*What the task requires*: Restate the records that follow word for word; no pictures should appear.
************
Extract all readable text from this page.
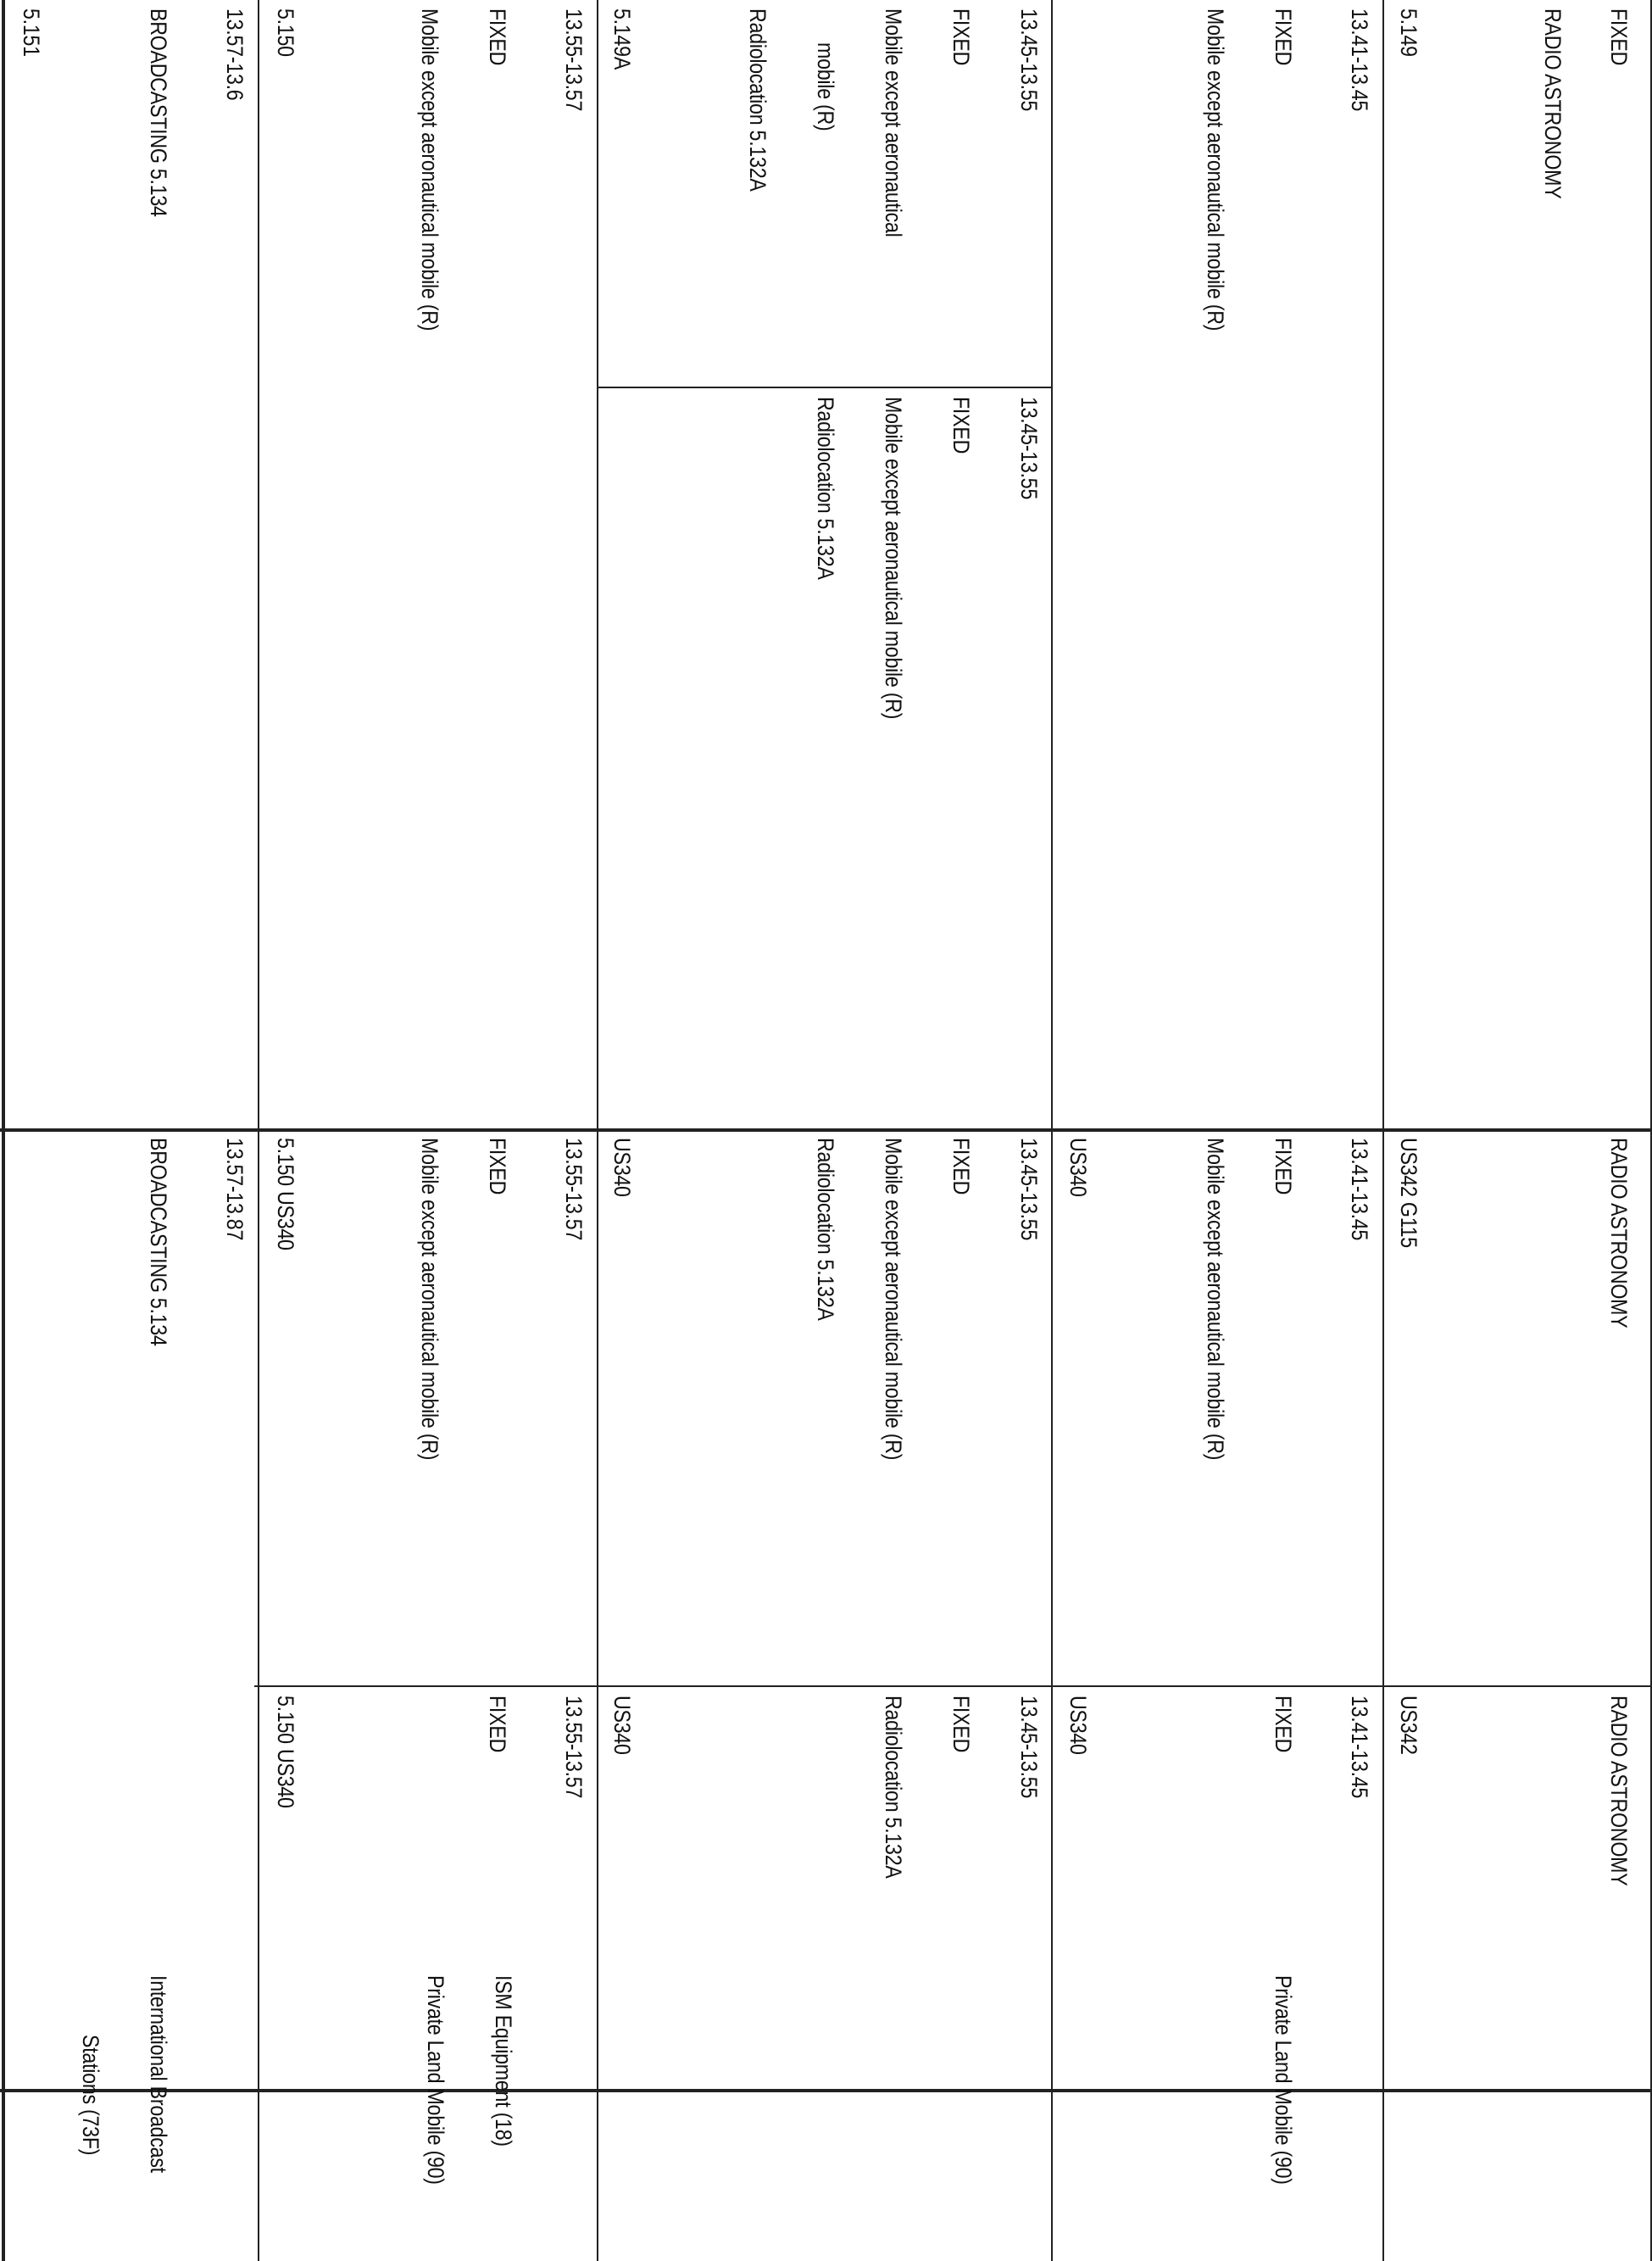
FIXED
RADIO ASTRONOMY
5.149
13.41-13.45
FIXED
Mobile except aeronautical mobile (R)
13.45-13.55
FIXED
Mobile except aeronautical
mobile (R)
Radiolocation 5.132A
5.149A
13.45-13.55
FIXED
Mobile except aeronautical mobile (R)
Radiolocation 5.132A
13.55-13.57
FIXED
Mobile except aeronautical mobile (R)
5.150
13.57-13.6
BROADCASTING 5.134
5.151
RADIO ASTRONOMY
US342 G115
13.41-13.45
FIXED
Mobile except aeronautical mobile (R)
US340
13.45-13.55
FIXED
Mobile except aeronautical mobile (R)
Radiolocation 5.132A
US340
13.55-13.57
FIXED
Mobile except aeronautical mobile (R)
5.150 US340
13.57-13.87
BROADCASTING 5.134
RADIO ASTRONOMY
US342
13.41-13.45
FIXED
US340
13.45-13.55
FIXED
Radiolocation 5.132A
US340
13.55-13.57
FIXED
5.150 US340
Private Land Mobile (90)
ISM Equipment (18)
Private Land Mobile (90)
International Broadcast
Stations (73F)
************
*Response*:
Extract all readable text from this page.
FIXED
RADIO ASTRONOMY
5.149
13.41-13.45
FIXED
Mobile except aeronautical mobile (R)
13.45-13.55
FIXED
Mobile except aeronautical
mobile (R)
Radiolocation 5.132A
5.149A
13.45-13.55
FIXED
Mobile except aeronautical mobile (R)
Radiolocation 5.132A
13.55-13.57
FIXED
Mobile except aeronautical mobile (R)
5.150
13.57-13.6
BROADCASTING 5.134
5.151
RADIO ASTRONOMY
US342 G115
13.41-13.45
FIXED
Mobile except aeronautical mobile (R)
US340
13.45-13.55
FIXED
Mobile except aeronautical mobile (R)
Radiolocation 5.132A
US340
13.55-13.57
FIXED
Mobile except aeronautical mobile (R)
5.150 US340
13.57-13.87
BROADCASTING 5.134
RADIO ASTRONOMY
US342
13.41-13.45
FIXED
US340
13.45-13.55
FIXED
Radiolocation 5.132A
US340
13.55-13.57
FIXED
5.150 US340
Private Land Mobile (90)
ISM Equipment (18)
Private Land Mobile (90)
International Broadcast
Stations (73F)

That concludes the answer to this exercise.